**DIRECTION:** Locate the lines of the listing below that hold "this", then copy each of them.

Saved data entries
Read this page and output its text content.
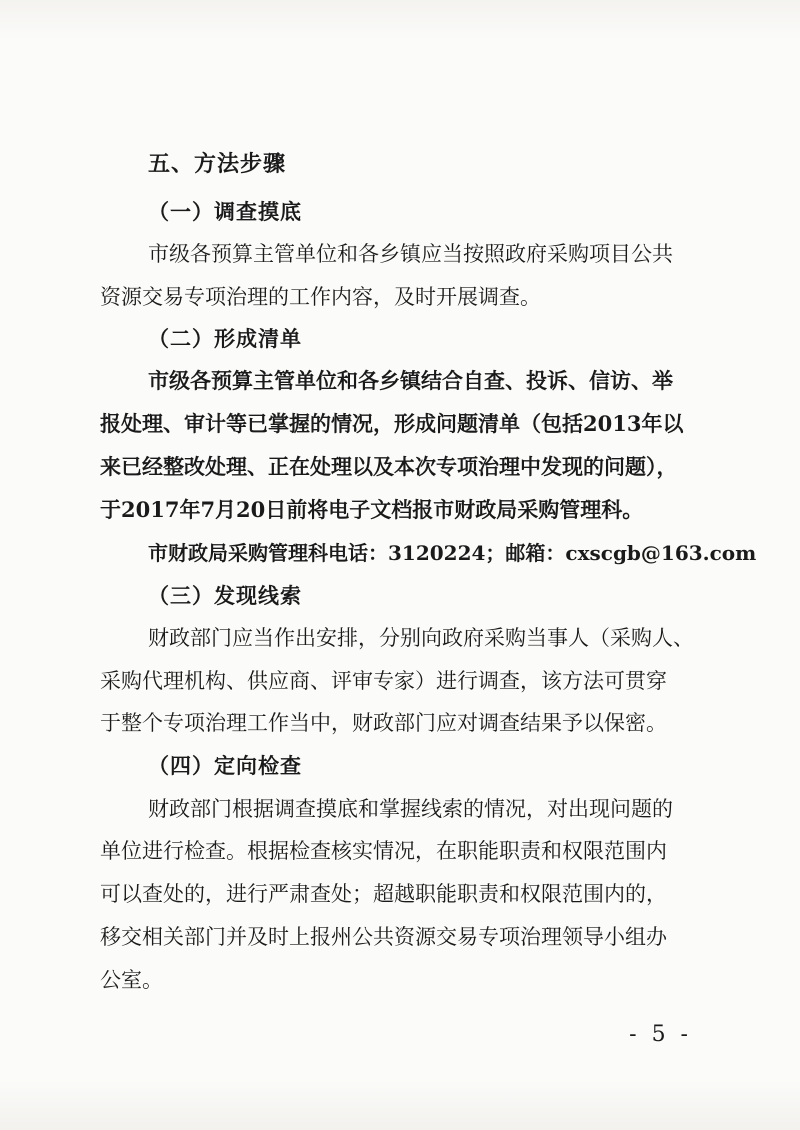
五、方法步骤
（一）调查摸底
市级各预算主管单位和各乡镇应当按照政府采购项目公共
资源交易专项治理的工作内容，及时开展调查。
（二）形成清单
市级各预算主管单位和各乡镇结合自查、投诉、信访、举
报处理、审计等已掌握的情况，形成问题清单（包括2013年以
来已经整改处理、正在处理以及本次专项治理中发现的问题），
于2017年7月20日前将电子文档报市财政局采购管理科。
市财政局采购管理科电话：3120224；邮箱：cxscgb@163.com
（三）发现线索
财政部门应当作出安排，分别向政府采购当事人（采购人、
采购代理机构、供应商、评审专家）进行调查，该方法可贯穿
于整个专项治理工作当中，财政部门应对调查结果予以保密。
（四）定向检查
财政部门根据调查摸底和掌握线索的情况，对出现问题的
单位进行检查。根据检查核实情况，在职能职责和权限范围内
可以查处的，进行严肃查处；超越职能职责和权限范围内的，
移交相关部门并及时上报州公共资源交易专项治理领导小组办
公室。
- 5 -
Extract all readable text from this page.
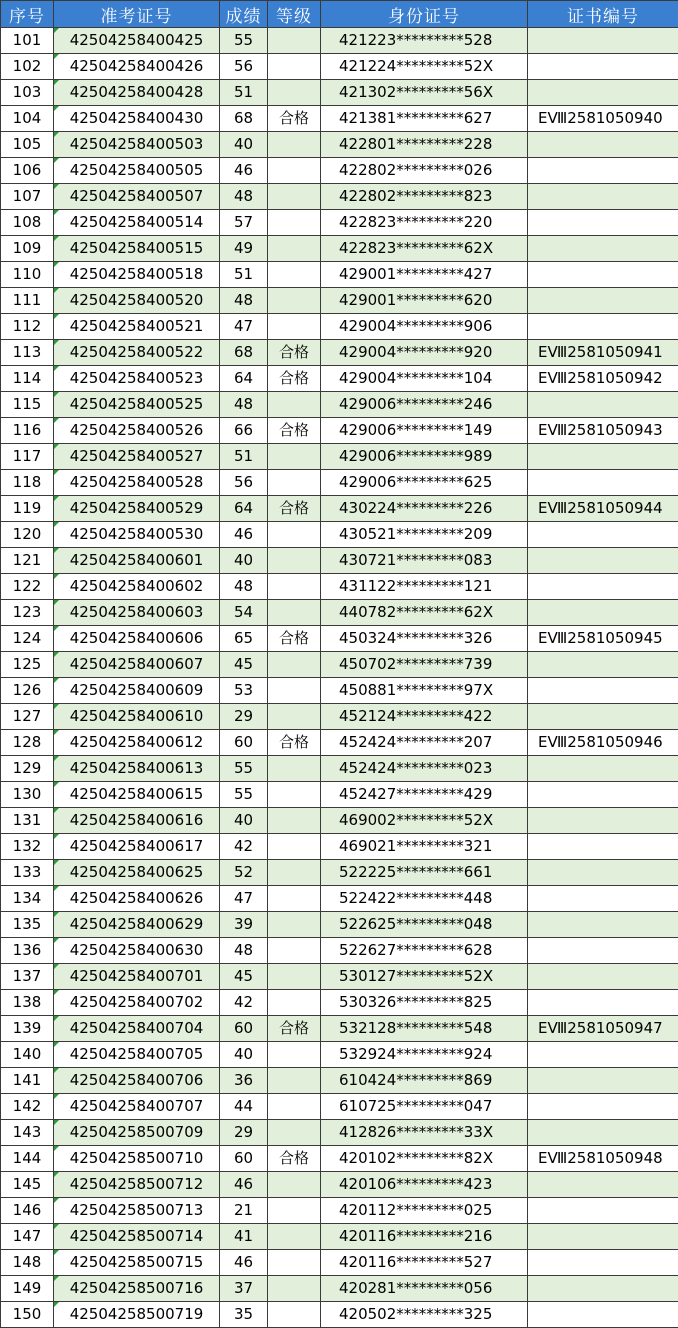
序号	准考证号	成绩	等级	身份证号	证书编号
101	42504258400425	55		421223*********528	
102	42504258400426	56		421224*********52X	
103	42504258400428	51		421302*********56X	
104	42504258400430	68	合格	421381*********627	EⅧ2581050940
105	42504258400503	40		422801*********228	
106	42504258400505	46		422802*********026	
107	42504258400507	48		422802*********823	
108	42504258400514	57		422823*********220	
109	42504258400515	49		422823*********62X	
110	42504258400518	51		429001*********427	
111	42504258400520	48		429001*********620	
112	42504258400521	47		429004*********906	
113	42504258400522	68	合格	429004*********920	EⅧ2581050941
114	42504258400523	64	合格	429004*********104	EⅧ2581050942
115	42504258400525	48		429006*********246	
116	42504258400526	66	合格	429006*********149	EⅧ2581050943
117	42504258400527	51		429006*********989	
118	42504258400528	56		429006*********625	
119	42504258400529	64	合格	430224*********226	EⅧ2581050944
120	42504258400530	46		430521*********209	
121	42504258400601	40		430721*********083	
122	42504258400602	48		431122*********121	
123	42504258400603	54		440782*********62X	
124	42504258400606	65	合格	450324*********326	EⅧ2581050945
125	42504258400607	45		450702*********739	
126	42504258400609	53		450881*********97X	
127	42504258400610	29		452124*********422	
128	42504258400612	60	合格	452424*********207	EⅧ2581050946
129	42504258400613	55		452424*********023	
130	42504258400615	55		452427*********429	
131	42504258400616	40		469002*********52X	
132	42504258400617	42		469021*********321	
133	42504258400625	52		522225*********661	
134	42504258400626	47		522422*********448	
135	42504258400629	39		522625*********048	
136	42504258400630	48		522627*********628	
137	42504258400701	45		530127*********52X	
138	42504258400702	42		530326*********825	
139	42504258400704	60	合格	532128*********548	EⅧ2581050947
140	42504258400705	40		532924*********924	
141	42504258400706	36		610424*********869	
142	42504258400707	44		610725*********047	
143	42504258500709	29		412826*********33X	
144	42504258500710	60	合格	420102*********82X	EⅧ2581050948
145	42504258500712	46		420106*********423	
146	42504258500713	21		420112*********025	
147	42504258500714	41		420116*********216	
148	42504258500715	46		420116*********527	
149	42504258500716	37		420281*********056	
150	42504258500719	35		420502*********325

**WRITTEN ANSWER:**
Read this page and output its text content.
Extract all readable text from this page.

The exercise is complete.